--- TEKS DOKUMEN ---
____

Minggu, 14 September 2014

DUTA NABI MENGHADAP KAISAR ROMAWI




DUTA NABI MENGHADAP KAISAR ROMAWI

“ Serulah ( manusia ) kepada jalan Tuhanmu dengan hikmah dan pelajaran yang baik dan
 bantahlah mereka dengan cara yang baik .....“.
 ( Q.S. An Nahl 125 )
                
Dalam mengembangkan agama Islam, Rasulullah s.a.w. sangat bijaksana strateginya, disamping dengan ajakan dan ketauladanan, juga berkirim surat lewat duta yang ditunjuknya. Salah satunya surat yang dikirim ke kaisar Rumawi ( Heraclius ). 
Penyerahan surat dan dialog dengan Kaisar dikisahkan oleh Abu Sufyan.    
PENYERAHAN SURAT
Dari Ibnu Abbas r.a. katanya : “ Abu Sofyan mengisahkan kepadanya dari lesan Abu Sofyan sendiri kisah sebagai berikut : “ Pada masa berlangsungnya perjanjian damai antara aku dengan Rasulullah s.a.w. aku pergi berniaga ke Syam.
Ketika aku sedang berada disana, disampaikan orang sepucuk surat dari Rasulullah s.a.w. kepada Kaisar Heraclius, penguasa agung Rumawi. Yang membawa surat adalah Dihyah Al Kalbi kemudian disampaikan kepada pembesar Bushra, kemudian pembesar Bushra menyampaikannya kepada Kaisar Heraclius.

____

--- BLOK DATA ---
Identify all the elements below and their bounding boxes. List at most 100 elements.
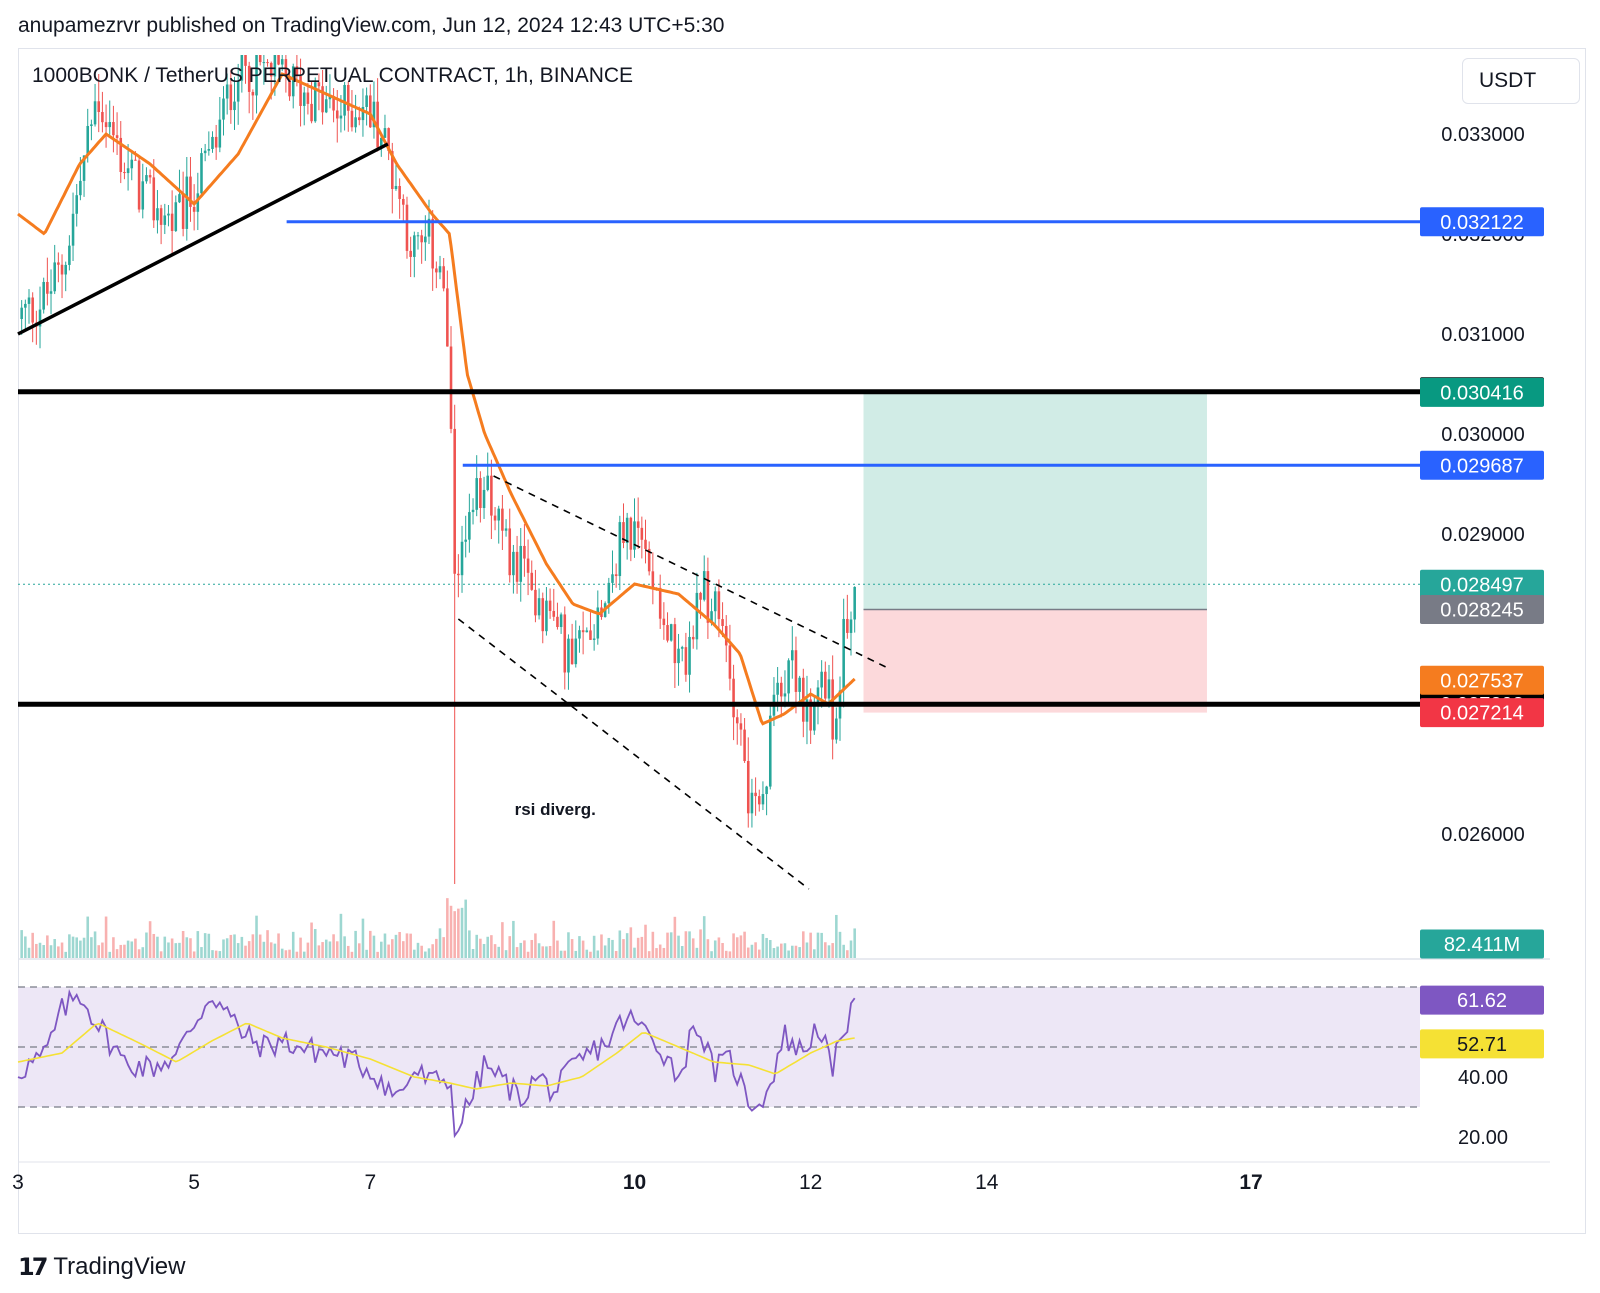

____

Lanjutkan teks tentang duta Nabi yang menghadap Kaisar Romawi, dimulai sesudah kalimat terakhirnya.

--- JAWABAN TERTULIS ---
DIALOG
Tanya Heraclius : “ Adakah disini orang orang dari bangsa laki laki yang menda’wakan dirinya menjadi Nabi itu ? “, jawab mereka : “ Ada “. Kemudian saya ( Abu Sofyan ) dipanggil mereka menghadap Heraclius bersama beberapa orang Quraisy kawan kawanku, kami masuk dan duduk dihadapan baginda. Heraclius bertanya : “ Siapakah diantara kalian yang dekat pertalian darahnya dengan orang yang menda’wahkan dirinya menjadi Nabi itu ? “, jawabku : “ Aku “. Kemudian mereka menyuruhku duduk kedepan, sedang kawan kawanku duduk dibelakangku.
LEWAT PENERJEMAH
Kemudian dipanggilnya penerjemah sambil berkata : “ Katakan kepada mereka bahwa aku ( Heraclius ) menanyakan kepada mereka tentang laki laki yang menda’wahkan dirinya sebagai Nabi, jika dia berdusta katakan dia dusta “. 
Kata Abu Sufyan : “ Demi Allah ! kalau aku tidak takut akan dicap pendusta sungguh telah kudustai dia “. 
BANGSAWAN BUKAN RAJA
Kemudian Heraclius berkata kepada penerjemah : “ Tanyakan kepadanya bagaimana kebangsaan orang itu dikalanganmu ? “, jawabku : “ Dia seorang bangsawan dikalangan kami “, ia bertanya lagi : “ Apakah dia keturunan raja ? “, jawabku : “ Tidak “. 
BUKAN PEMBOHONG
Tanyanya : “ Pernahkah kalian mengatakannya pembohong sebelum ia mengaku menjadi Nabi ? “, jawabku : “ Tidak “, tanyanya lagi : “ Siapakah yang jadi pengikutnya, orang orang orang besar atau rakyat kecil ? “. 
RAKYAT KECIL
Jawabku : “ Hanya rakyat kecil “, tanyanya : “ Apakah pengikutnya bertambah atau berkurang ? “, jawabku : “ Mereka selalu bertambah “. 
TIDAK ADA YANG MURTAD
Tanyanya : “ Adakah diantara pengikutnya itu orang yang murtad karena benci kepada agama yang dikembangkannya itu ? “. Jawabku : “ Tidak “.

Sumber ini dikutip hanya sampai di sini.